### PROBLEM DETAILS
Every entry below should be printed exactly, without its images.
::: DATASET EXTRACT :::
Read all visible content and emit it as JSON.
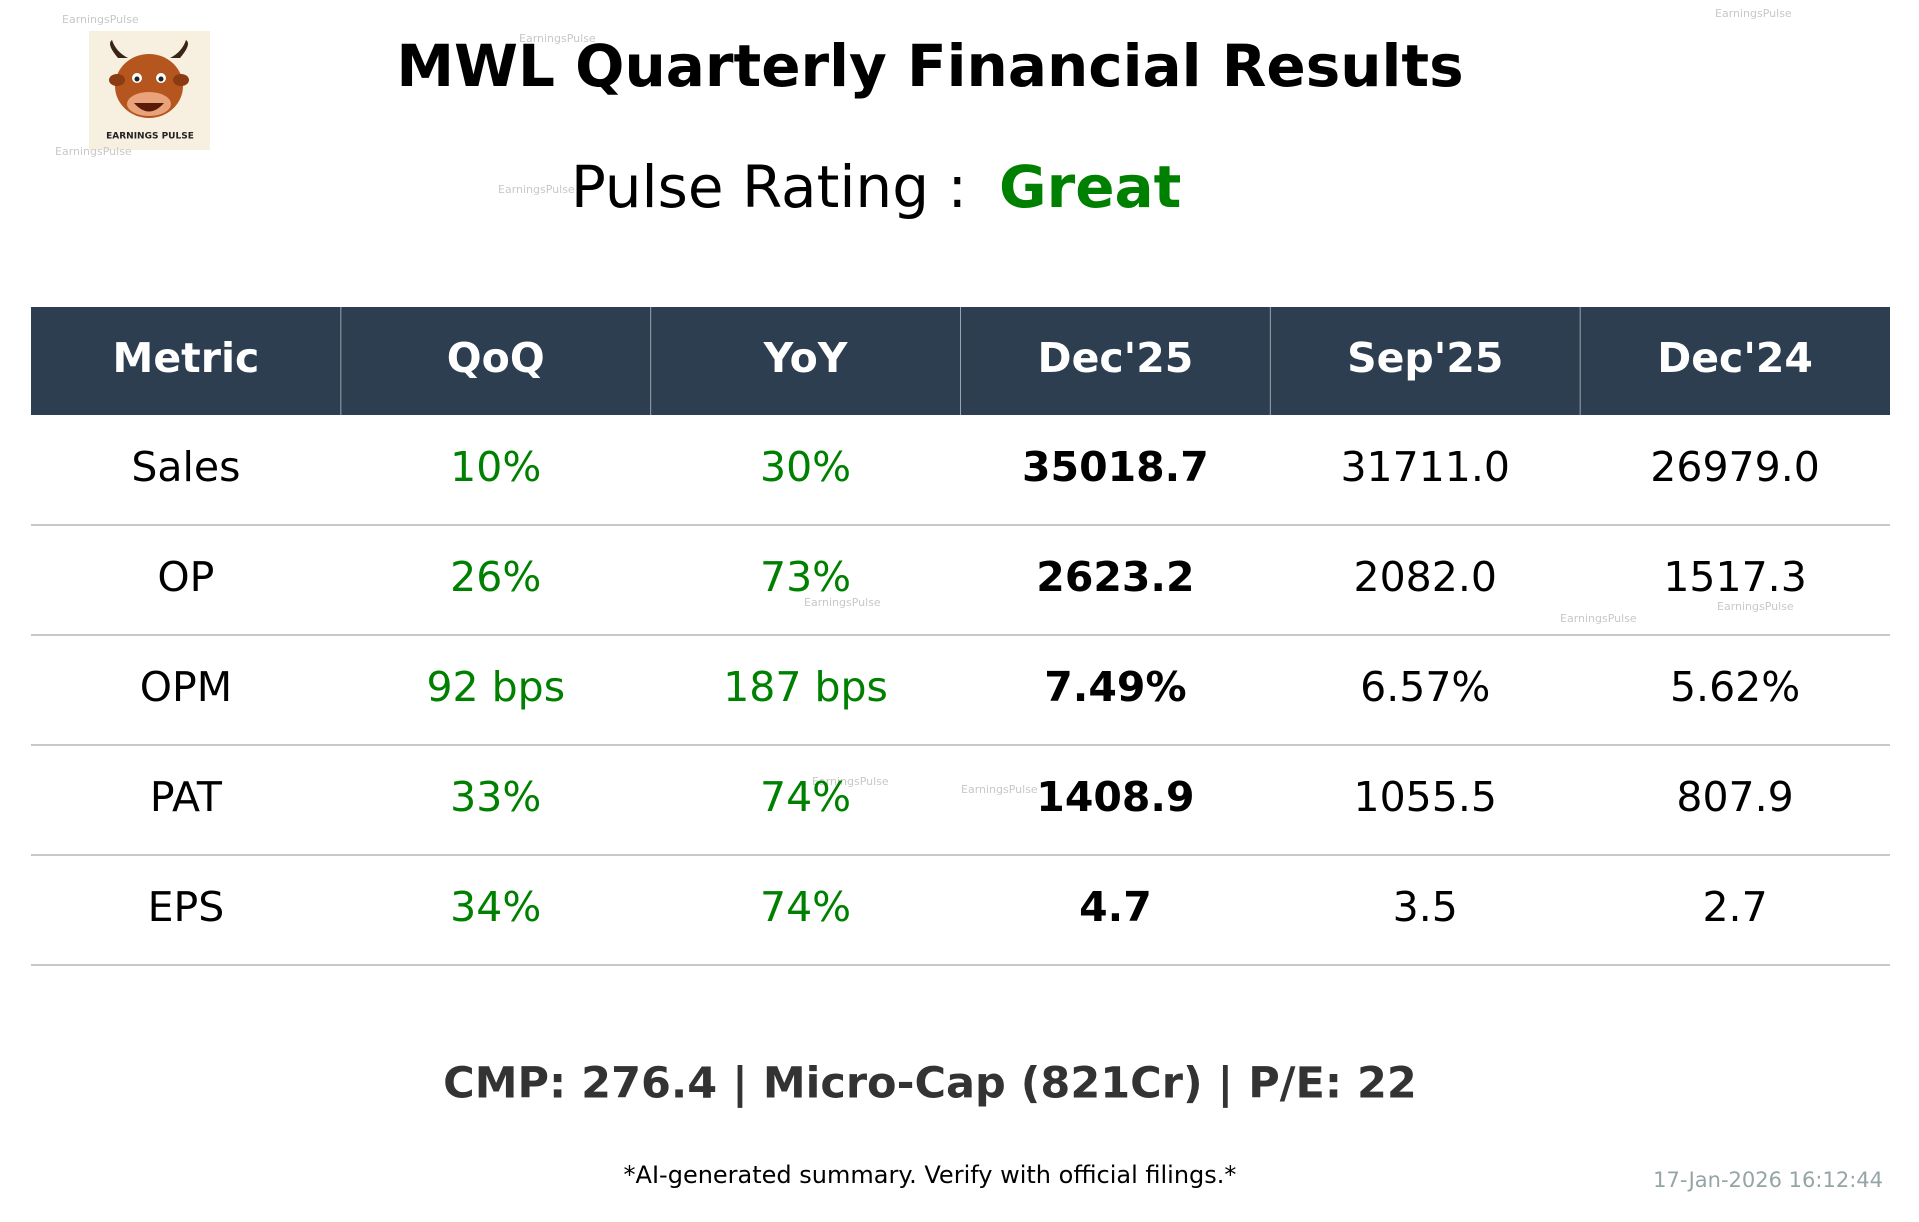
{
  "header": {
    "title": "MWL Quarterly Financial Results"
  },
  "logo": {
    "text": "EARNINGS PULSE"
  },
  "watermark": "EarningsPulse",
  "pulse": {
    "label": "Pulse Rating :",
    "value": "Great"
  },
  "table": {
    "columns": [
      "Metric",
      "QoQ",
      "YoY",
      "Dec'25",
      "Sep'25",
      "Dec'24"
    ],
    "rows": [
      [
        "Sales",
        "10%",
        "30%",
        "35018.7",
        "31711.0",
        "26979.0"
      ],
      [
        "OP",
        "26%",
        "73%",
        "2623.2",
        "2082.0",
        "1517.3"
      ],
      [
        "OPM",
        "92 bps",
        "187 bps",
        "7.49%",
        "6.57%",
        "5.62%"
      ],
      [
        "PAT",
        "33%",
        "74%",
        "1408.9",
        "1055.5",
        "807.9"
      ],
      [
        "EPS",
        "34%",
        "74%",
        "4.7",
        "3.5",
        "2.7"
      ]
    ]
  },
  "footer": {
    "summary": "CMP: 276.4 | Micro-Cap (821Cr) | P/E: 22",
    "disclaimer": "*AI-generated summary. Verify with official filings.*",
    "timestamp": "17-Jan-2026 16:12:44"
  }
}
:::
### FINAL RESULT
Read all visible content and emit it as JSON.
{
  "header": {
    "title": "MWL Quarterly Financial Results"
  },
  "logo": {
    "text": "EARNINGS PULSE"
  },
  "watermark": "EarningsPulse",
  "pulse": {
    "label": "Pulse Rating :",
    "value": "Great"
  },
  "table": {
    "columns": [
      "Metric",
      "QoQ",
      "YoY",
      "Dec'25",
      "Sep'25",
      "Dec'24"
    ],
    "rows": [
      [
        "Sales",
        "10%",
        "30%",
        "35018.7",
        "31711.0",
        "26979.0"
      ],
      [
        "OP",
        "26%",
        "73%",
        "2623.2",
        "2082.0",
        "1517.3"
      ],
      [
        "OPM",
        "92 bps",
        "187 bps",
        "7.49%",
        "6.57%",
        "5.62%"
      ],
      [
        "PAT",
        "33%",
        "74%",
        "1408.9",
        "1055.5",
        "807.9"
      ],
      [
        "EPS",
        "34%",
        "74%",
        "4.7",
        "3.5",
        "2.7"
      ]
    ]
  },
  "footer": {
    "summary": "CMP: 276.4 | Micro-Cap (821Cr) | P/E: 22",
    "disclaimer": "*AI-generated summary. Verify with official filings.*",
    "timestamp": "17-Jan-2026 16:12:44"
  }
}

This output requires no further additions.